====== INFORMATION GIVEN
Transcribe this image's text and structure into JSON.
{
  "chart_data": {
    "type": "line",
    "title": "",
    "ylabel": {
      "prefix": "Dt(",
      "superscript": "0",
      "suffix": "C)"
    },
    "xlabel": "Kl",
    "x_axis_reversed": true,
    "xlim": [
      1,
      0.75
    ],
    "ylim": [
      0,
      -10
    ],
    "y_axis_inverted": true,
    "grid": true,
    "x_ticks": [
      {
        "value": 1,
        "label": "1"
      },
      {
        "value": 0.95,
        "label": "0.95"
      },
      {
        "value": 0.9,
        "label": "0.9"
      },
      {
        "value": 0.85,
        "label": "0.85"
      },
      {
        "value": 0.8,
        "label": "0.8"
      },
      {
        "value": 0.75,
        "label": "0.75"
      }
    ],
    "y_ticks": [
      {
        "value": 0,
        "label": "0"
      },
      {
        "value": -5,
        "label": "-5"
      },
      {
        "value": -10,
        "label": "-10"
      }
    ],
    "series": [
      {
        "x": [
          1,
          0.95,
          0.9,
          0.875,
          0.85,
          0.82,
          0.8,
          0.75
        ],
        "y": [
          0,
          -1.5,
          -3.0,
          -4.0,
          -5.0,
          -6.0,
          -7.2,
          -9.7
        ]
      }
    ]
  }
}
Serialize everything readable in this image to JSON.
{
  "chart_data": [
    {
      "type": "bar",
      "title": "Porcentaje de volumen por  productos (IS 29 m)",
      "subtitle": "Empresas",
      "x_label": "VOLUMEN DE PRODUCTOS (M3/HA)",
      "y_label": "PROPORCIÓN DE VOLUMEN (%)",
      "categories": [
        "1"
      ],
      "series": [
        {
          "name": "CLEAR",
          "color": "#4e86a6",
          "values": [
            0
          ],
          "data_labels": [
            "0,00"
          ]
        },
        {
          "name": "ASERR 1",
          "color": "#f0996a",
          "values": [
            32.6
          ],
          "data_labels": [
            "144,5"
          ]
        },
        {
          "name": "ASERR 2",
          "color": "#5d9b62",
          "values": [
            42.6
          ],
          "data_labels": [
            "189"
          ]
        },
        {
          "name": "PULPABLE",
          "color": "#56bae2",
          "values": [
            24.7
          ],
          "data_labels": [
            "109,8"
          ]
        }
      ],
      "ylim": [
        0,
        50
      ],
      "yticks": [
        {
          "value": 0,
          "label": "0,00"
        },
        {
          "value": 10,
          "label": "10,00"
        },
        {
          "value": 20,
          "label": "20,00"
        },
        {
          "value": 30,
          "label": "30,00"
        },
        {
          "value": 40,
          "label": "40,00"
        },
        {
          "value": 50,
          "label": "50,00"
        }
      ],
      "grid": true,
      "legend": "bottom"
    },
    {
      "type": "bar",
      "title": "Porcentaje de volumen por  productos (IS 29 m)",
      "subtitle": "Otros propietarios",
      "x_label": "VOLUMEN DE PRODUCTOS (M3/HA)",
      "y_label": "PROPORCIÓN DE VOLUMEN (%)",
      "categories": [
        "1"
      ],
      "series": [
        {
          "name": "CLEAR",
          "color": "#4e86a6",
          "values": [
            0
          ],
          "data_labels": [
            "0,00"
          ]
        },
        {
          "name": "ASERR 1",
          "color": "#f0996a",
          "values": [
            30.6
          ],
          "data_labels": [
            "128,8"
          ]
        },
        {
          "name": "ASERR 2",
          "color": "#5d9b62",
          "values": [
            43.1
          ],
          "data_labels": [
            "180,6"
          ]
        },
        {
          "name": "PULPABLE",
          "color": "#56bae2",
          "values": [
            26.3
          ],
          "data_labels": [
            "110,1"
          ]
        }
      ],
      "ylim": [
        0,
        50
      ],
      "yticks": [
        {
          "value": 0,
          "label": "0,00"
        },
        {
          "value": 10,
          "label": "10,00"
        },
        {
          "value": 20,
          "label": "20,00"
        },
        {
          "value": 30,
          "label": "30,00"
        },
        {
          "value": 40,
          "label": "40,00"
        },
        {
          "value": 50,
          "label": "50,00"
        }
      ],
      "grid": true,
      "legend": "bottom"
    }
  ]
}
============
● **GIVEN TASK**
All of the data needs to be printed once more, exactly.

● **ANSWER**
Transcribe this image's text and structure into JSON.
{
  "chart_data": {
    "type": "line",
    "title": "",
    "ylabel": {
      "prefix": "Dt(",
      "superscript": "0",
      "suffix": "C)"
    },
    "xlabel": "Kl",
    "x_axis_reversed": true,
    "xlim": [
      1,
      0.75
    ],
    "ylim": [
      0,
      -10
    ],
    "y_axis_inverted": true,
    "grid": true,
    "x_ticks": [
      {
        "value": 1,
        "label": "1"
      },
      {
        "value": 0.95,
        "label": "0.95"
      },
      {
        "value": 0.9,
        "label": "0.9"
      },
      {
        "value": 0.85,
        "label": "0.85"
      },
      {
        "value": 0.8,
        "label": "0.8"
      },
      {
        "value": 0.75,
        "label": "0.75"
      }
    ],
    "y_ticks": [
      {
        "value": 0,
        "label": "0"
      },
      {
        "value": -5,
        "label": "-5"
      },
      {
        "value": -10,
        "label": "-10"
      }
    ],
    "series": [
      {
        "x": [
          1,
          0.95,
          0.9,
          0.875,
          0.85,
          0.82,
          0.8,
          0.75
        ],
        "y": [
          0,
          -1.5,
          -3.0,
          -4.0,
          -5.0,
          -6.0,
          -7.2,
          -9.7
        ]
      }
    ]
  }
}
Serialize everything readable in this image to JSON.
{
  "chart_data": [
    {
      "type": "bar",
      "title": "Porcentaje de volumen por  productos (IS 29 m)",
      "subtitle": "Empresas",
      "x_label": "VOLUMEN DE PRODUCTOS (M3/HA)",
      "y_label": "PROPORCIÓN DE VOLUMEN (%)",
      "categories": [
        "1"
      ],
      "series": [
        {
          "name": "CLEAR",
          "color": "#4e86a6",
          "values": [
            0
          ],
          "data_labels": [
            "0,00"
          ]
        },
        {
          "name": "ASERR 1",
          "color": "#f0996a",
          "values": [
            32.6
          ],
          "data_labels": [
            "144,5"
          ]
        },
        {
          "name": "ASERR 2",
          "color": "#5d9b62",
          "values": [
            42.6
          ],
          "data_labels": [
            "189"
          ]
        },
        {
          "name": "PULPABLE",
          "color": "#56bae2",
          "values": [
            24.7
          ],
          "data_labels": [
            "109,8"
          ]
        }
      ],
      "ylim": [
        0,
        50
      ],
      "yticks": [
        {
          "value": 0,
          "label": "0,00"
        },
        {
          "value": 10,
          "label": "10,00"
        },
        {
          "value": 20,
          "label": "20,00"
        },
        {
          "value": 30,
          "label": "30,00"
        },
        {
          "value": 40,
          "label": "40,00"
        },
        {
          "value": 50,
          "label": "50,00"
        }
      ],
      "grid": true,
      "legend": "bottom"
    },
    {
      "type": "bar",
      "title": "Porcentaje de volumen por  productos (IS 29 m)",
      "subtitle": "Otros propietarios",
      "x_label": "VOLUMEN DE PRODUCTOS (M3/HA)",
      "y_label": "PROPORCIÓN DE VOLUMEN (%)",
      "categories": [
        "1"
      ],
      "series": [
        {
          "name": "CLEAR",
          "color": "#4e86a6",
          "values": [
            0
          ],
          "data_labels": [
            "0,00"
          ]
        },
        {
          "name": "ASERR 1",
          "color": "#f0996a",
          "values": [
            30.6
          ],
          "data_labels": [
            "128,8"
          ]
        },
        {
          "name": "ASERR 2",
          "color": "#5d9b62",
          "values": [
            43.1
          ],
          "data_labels": [
            "180,6"
          ]
        },
        {
          "name": "PULPABLE",
          "color": "#56bae2",
          "values": [
            26.3
          ],
          "data_labels": [
            "110,1"
          ]
        }
      ],
      "ylim": [
        0,
        50
      ],
      "yticks": [
        {
          "value": 0,
          "label": "0,00"
        },
        {
          "value": 10,
          "label": "10,00"
        },
        {
          "value": 20,
          "label": "20,00"
        },
        {
          "value": 30,
          "label": "30,00"
        },
        {
          "value": 40,
          "label": "40,00"
        },
        {
          "value": 50,
          "label": "50,00"
        }
      ],
      "grid": true,
      "legend": "bottom"
    }
  ]
}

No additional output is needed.